__Data tied to figure images__:
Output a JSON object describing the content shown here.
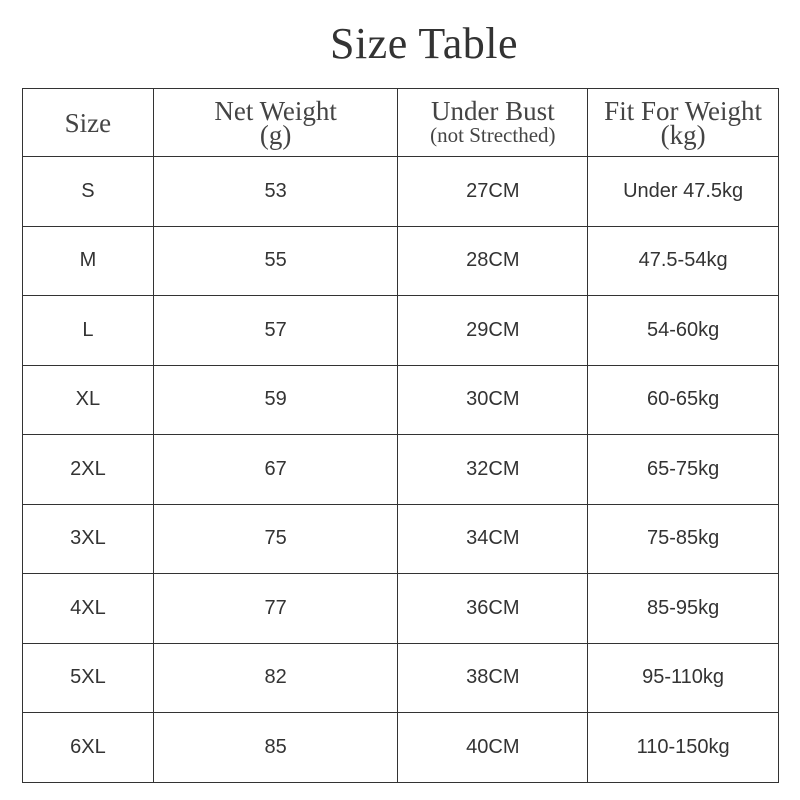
{
  "title": "Size Table",
  "headers": [
    {
      "main": "Size",
      "sub": ""
    },
    {
      "main": "Net Weight",
      "sub": "(g)"
    },
    {
      "main": "Under Bust",
      "sub": "(not Strecthed)"
    },
    {
      "main": "Fit For Weight",
      "sub": "(kg)"
    }
  ],
  "rows": [
    [
      "S",
      "53",
      "27CM",
      "Under 47.5kg"
    ],
    [
      "M",
      "55",
      "28CM",
      "47.5-54kg"
    ],
    [
      "L",
      "57",
      "29CM",
      "54-60kg"
    ],
    [
      "XL",
      "59",
      "30CM",
      "60-65kg"
    ],
    [
      "2XL",
      "67",
      "32CM",
      "65-75kg"
    ],
    [
      "3XL",
      "75",
      "34CM",
      "75-85kg"
    ],
    [
      "4XL",
      "77",
      "36CM",
      "85-95kg"
    ],
    [
      "5XL",
      "82",
      "38CM",
      "95-110kg"
    ],
    [
      "6XL",
      "85",
      "40CM",
      "110-150kg"
    ]
  ]
}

__Task statement__: Transcribe the whole listing, character for character, but not its images.

__Answer to the problem__:
Output a JSON object describing the content shown here.
{
  "title": "Size Table",
  "headers": [
    {
      "main": "Size",
      "sub": ""
    },
    {
      "main": "Net Weight",
      "sub": "(g)"
    },
    {
      "main": "Under Bust",
      "sub": "(not Strecthed)"
    },
    {
      "main": "Fit For Weight",
      "sub": "(kg)"
    }
  ],
  "rows": [
    [
      "S",
      "53",
      "27CM",
      "Under 47.5kg"
    ],
    [
      "M",
      "55",
      "28CM",
      "47.5-54kg"
    ],
    [
      "L",
      "57",
      "29CM",
      "54-60kg"
    ],
    [
      "XL",
      "59",
      "30CM",
      "60-65kg"
    ],
    [
      "2XL",
      "67",
      "32CM",
      "65-75kg"
    ],
    [
      "3XL",
      "75",
      "34CM",
      "75-85kg"
    ],
    [
      "4XL",
      "77",
      "36CM",
      "85-95kg"
    ],
    [
      "5XL",
      "82",
      "38CM",
      "95-110kg"
    ],
    [
      "6XL",
      "85",
      "40CM",
      "110-150kg"
    ]
  ]
}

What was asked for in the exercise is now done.